> EXERCISE DIRECTIONS: Separate out the lines that hold "NEVER".

> GIVEN INFORMATION:
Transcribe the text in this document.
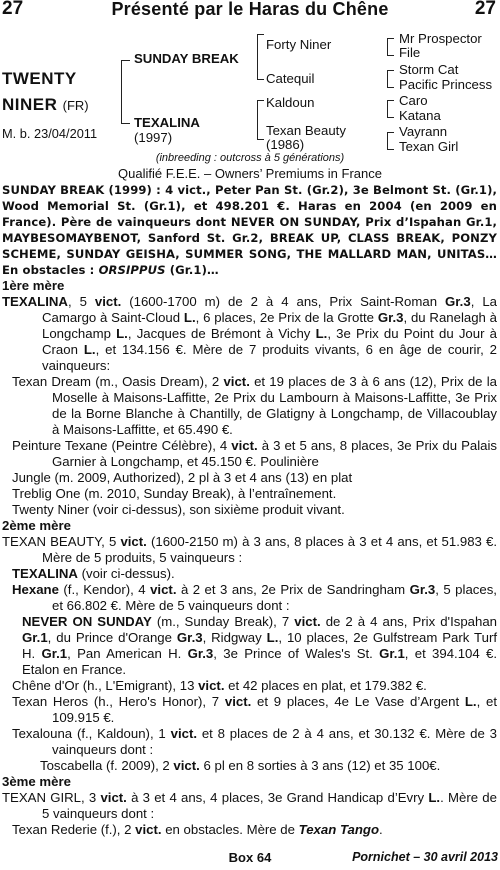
27	Présenté par le Haras du Chêne	27
TWENTY
NINER (FR)
M. b. 23/04/2011
SUNDAY BREAK
TEXALINA
(1997)
Forty Niner
Catequil
Kaldoun
Texan Beauty
(1986)
Mr Prospector
File
Storm Cat
Pacific Princess
Caro
Katana
Vayrann
Texan Girl
(inbreeding : outcross à 5 générations)
Qualifié F.E.E. – Owners’ Premiums in France
SUNDAY BREAK (1999) : 4 vict., Peter Pan St. (Gr.2), 3e Belmont St. (Gr.1), Wood Memorial St. (Gr.1), et 498.201 €. Haras en 2004 (en 2009 en France). Père de vainqueurs dont NEVER ON SUNDAY, Prix d’Ispahan Gr.1, MAYBESOMAYBENOT, Sanford St. Gr.2, BREAK UP, CLASS BREAK, PONZY SCHEME, SUNDAY GEISHA, SUMMER SONG, THE MALLARD MAN, UNITAS… En obstacles : ORSIPPUS (Gr.1)…
1ère mère
TEXALINA, 5 vict. (1600-1700 m) de 2 à 4 ans, Prix Saint-Roman Gr.3, La Camargo à Saint-Cloud L., 6 places, 2e Prix de la Grotte Gr.3, du Ranelagh à Longchamp L., Jacques de Brémont à Vichy L., 3e Prix du Point du Jour à Craon L., et 134.156 €. Mère de 7 produits vivants, 6 en âge de courir, 2 vainqueurs:
Texan Dream (m., Oasis Dream), 2 vict. et 19 places de 3 à 6 ans (12), Prix de la Moselle à Maisons-Laffitte, 2e Prix du Lambourn à Maisons-Laffitte, 3e Prix de la Borne Blanche à Chantilly, de Glatigny à Longchamp, de Villacoublay à Maisons-Laffitte, et 65.490 €.
Peinture Texane (Peintre Célèbre), 4 vict. à 3 et 5 ans, 8 places, 3e Prix du Palais Garnier à Longchamp, et 45.150 €. Poulinière
Jungle (m. 2009, Authorized), 2 pl à 3 et 4 ans (13) en plat
Treblig One (m. 2010, Sunday Break), à l’entraînement.
Twenty Niner (voir ci-dessus), son sixième produit vivant.
2ème mère
TEXAN BEAUTY, 5 vict. (1600-2150 m) à 3 ans, 8 places à 3 et 4 ans, et 51.983 €. Mère de 5 produits, 5 vainqueurs :
TEXALINA (voir ci-dessus).
Hexane (f., Kendor), 4 vict. à 2 et 3 ans, 2e Prix de Sandringham Gr.3, 5 places, et 66.802 €. Mère de 5 vainqueurs dont :
NEVER ON SUNDAY (m., Sunday Break), 7 vict. de 2 à 4 ans, Prix d'Ispahan Gr.1, du Prince d'Orange Gr.3, Ridgway L., 10 places, 2e Gulfstream Park Turf H. Gr.1, Pan American H. Gr.3, 3e Prince of Wales's St. Gr.1, et 394.104 €. Etalon en France.
Chêne d'Or (h., L'Emigrant), 13 vict. et 42 places en plat, et 179.382 €.
Texan Heros (h., Hero's Honor), 7 vict. et 9 places, 4e Le Vase d’Argent L., et 109.915 €.
Texalouna (f., Kaldoun), 1 vict. et 8 places de 2 à 4 ans, et 30.132 €. Mère de 3 vainqueurs dont :
Toscabella (f. 2009), 2 vict. 6 pl en 8 sorties à 3 ans (12) et 35 100€.
3ème mère
TEXAN GIRL, 3 vict. à 3 et 4 ans, 4 places, 3e Grand Handicap d’Evry L.. Mère de 5 vainqueurs dont :
Texan Rederie (f.), 2 vict. en obstacles. Mère de Texan Tango.
Box 64	Pornichet – 30 avril 2013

> ANSWER IN FULL:
SUNDAY BREAK (1999) : 4 vict., Peter Pan St. (Gr.2), 3e Belmont St. (Gr.1), Wood Memorial St. (Gr.1), et 498.201 €. Haras en 2004 (en 2009 en France). Père de vainqueurs dont NEVER ON SUNDAY, Prix d’Ispahan Gr.1, MAYBESOMAYBENOT, Sanford St. Gr.2, BREAK UP, CLASS BREAK, PONZY SCHEME, SUNDAY GEISHA, SUMMER SONG, THE MALLARD MAN, UNITAS… En obstacles : ORSIPPUS (Gr.1)…
NEVER ON SUNDAY (m., Sunday Break), 7 vict. de 2 à 4 ans, Prix d'Ispahan Gr.1, du Prince d'Orange Gr.3, Ridgway L., 10 places, 2e Gulfstream Park Turf H. Gr.1, Pan American H. Gr.3, 3e Prince of Wales's St. Gr.1, et 394.104 €. Etalon en France.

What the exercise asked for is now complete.